**DATASET RECORDS**
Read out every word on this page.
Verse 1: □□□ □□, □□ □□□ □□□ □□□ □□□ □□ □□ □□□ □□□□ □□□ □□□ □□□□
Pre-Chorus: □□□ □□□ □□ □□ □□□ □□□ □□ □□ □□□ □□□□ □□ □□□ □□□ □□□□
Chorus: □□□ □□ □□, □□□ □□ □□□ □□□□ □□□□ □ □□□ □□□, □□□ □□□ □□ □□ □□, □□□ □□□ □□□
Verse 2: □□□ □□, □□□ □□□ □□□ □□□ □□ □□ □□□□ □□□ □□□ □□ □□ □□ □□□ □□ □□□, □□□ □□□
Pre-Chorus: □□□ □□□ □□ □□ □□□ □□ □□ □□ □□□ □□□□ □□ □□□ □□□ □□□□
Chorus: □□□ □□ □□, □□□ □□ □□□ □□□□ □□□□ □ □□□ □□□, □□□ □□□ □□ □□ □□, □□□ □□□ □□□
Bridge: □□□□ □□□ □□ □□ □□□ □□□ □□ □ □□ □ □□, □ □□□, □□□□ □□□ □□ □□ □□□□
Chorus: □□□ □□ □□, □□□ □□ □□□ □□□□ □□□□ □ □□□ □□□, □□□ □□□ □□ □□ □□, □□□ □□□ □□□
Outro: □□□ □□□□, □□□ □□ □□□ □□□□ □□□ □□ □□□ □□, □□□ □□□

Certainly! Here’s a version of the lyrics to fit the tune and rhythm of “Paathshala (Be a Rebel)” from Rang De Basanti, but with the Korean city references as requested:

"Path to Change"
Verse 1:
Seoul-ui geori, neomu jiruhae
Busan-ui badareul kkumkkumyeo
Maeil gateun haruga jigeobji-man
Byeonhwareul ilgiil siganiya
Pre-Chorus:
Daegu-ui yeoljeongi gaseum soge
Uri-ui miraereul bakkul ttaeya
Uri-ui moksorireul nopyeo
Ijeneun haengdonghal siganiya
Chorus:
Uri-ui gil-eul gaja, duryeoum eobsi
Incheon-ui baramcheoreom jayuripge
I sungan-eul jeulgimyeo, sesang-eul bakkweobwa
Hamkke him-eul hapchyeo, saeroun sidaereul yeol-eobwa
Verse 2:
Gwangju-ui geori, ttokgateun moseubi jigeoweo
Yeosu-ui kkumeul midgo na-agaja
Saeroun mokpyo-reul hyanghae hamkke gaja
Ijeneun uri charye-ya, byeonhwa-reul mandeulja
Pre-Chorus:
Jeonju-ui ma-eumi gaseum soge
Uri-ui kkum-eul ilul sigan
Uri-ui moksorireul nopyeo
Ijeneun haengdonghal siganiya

**DO THIS**
Write out the full listing, keeping every line exactly as it is.

**EXERCISE ANSWER**
Read out every word on this page.
Verse 1: □□□ □□, □□ □□□ □□□ □□□ □□□ □□ □□ □□□ □□□□ □□□ □□□ □□□□
Pre-Chorus: □□□ □□□ □□ □□ □□□ □□□ □□ □□ □□□ □□□□ □□ □□□ □□□ □□□□
Chorus: □□□ □□ □□, □□□ □□ □□□ □□□□ □□□□ □ □□□ □□□, □□□ □□□ □□ □□ □□, □□□ □□□ □□□
Verse 2: □□□ □□, □□□ □□□ □□□ □□□ □□ □□ □□□□ □□□ □□□ □□ □□ □□ □□□ □□ □□□, □□□ □□□
Pre-Chorus: □□□ □□□ □□ □□ □□□ □□ □□ □□ □□□ □□□□ □□ □□□ □□□ □□□□
Chorus: □□□ □□ □□, □□□ □□ □□□ □□□□ □□□□ □ □□□ □□□, □□□ □□□ □□ □□ □□, □□□ □□□ □□□
Bridge: □□□□ □□□ □□ □□ □□□ □□□ □□ □ □□ □ □□, □ □□□, □□□□ □□□ □□ □□ □□□□
Chorus: □□□ □□ □□, □□□ □□ □□□ □□□□ □□□□ □ □□□ □□□, □□□ □□□ □□ □□ □□, □□□ □□□ □□□
Outro: □□□ □□□□, □□□ □□ □□□ □□□□ □□□ □□ □□□ □□, □□□ □□□

Certainly! Here’s a version of the lyrics to fit the tune and rhythm of “Paathshala (Be a Rebel)” from Rang De Basanti, but with the Korean city references as requested:

"Path to Change"
Verse 1:
Seoul-ui geori, neomu jiruhae
Busan-ui badareul kkumkkumyeo
Maeil gateun haruga jigeobji-man
Byeonhwareul ilgiil siganiya
Pre-Chorus:
Daegu-ui yeoljeongi gaseum soge
Uri-ui miraereul bakkul ttaeya
Uri-ui moksorireul nopyeo
Ijeneun haengdonghal siganiya
Chorus:
Uri-ui gil-eul gaja, duryeoum eobsi
Incheon-ui baramcheoreom jayuripge
I sungan-eul jeulgimyeo, sesang-eul bakkweobwa
Hamkke him-eul hapchyeo, saeroun sidaereul yeol-eobwa
Verse 2:
Gwangju-ui geori, ttokgateun moseubi jigeoweo
Yeosu-ui kkumeul midgo na-agaja
Saeroun mokpyo-reul hyanghae hamkke gaja
Ijeneun uri charye-ya, byeonhwa-reul mandeulja
Pre-Chorus:
Jeonju-ui ma-eumi gaseum soge
Uri-ui kkum-eul ilul sigan
Uri-ui moksorireul nopyeo
Ijeneun haengdonghal siganiya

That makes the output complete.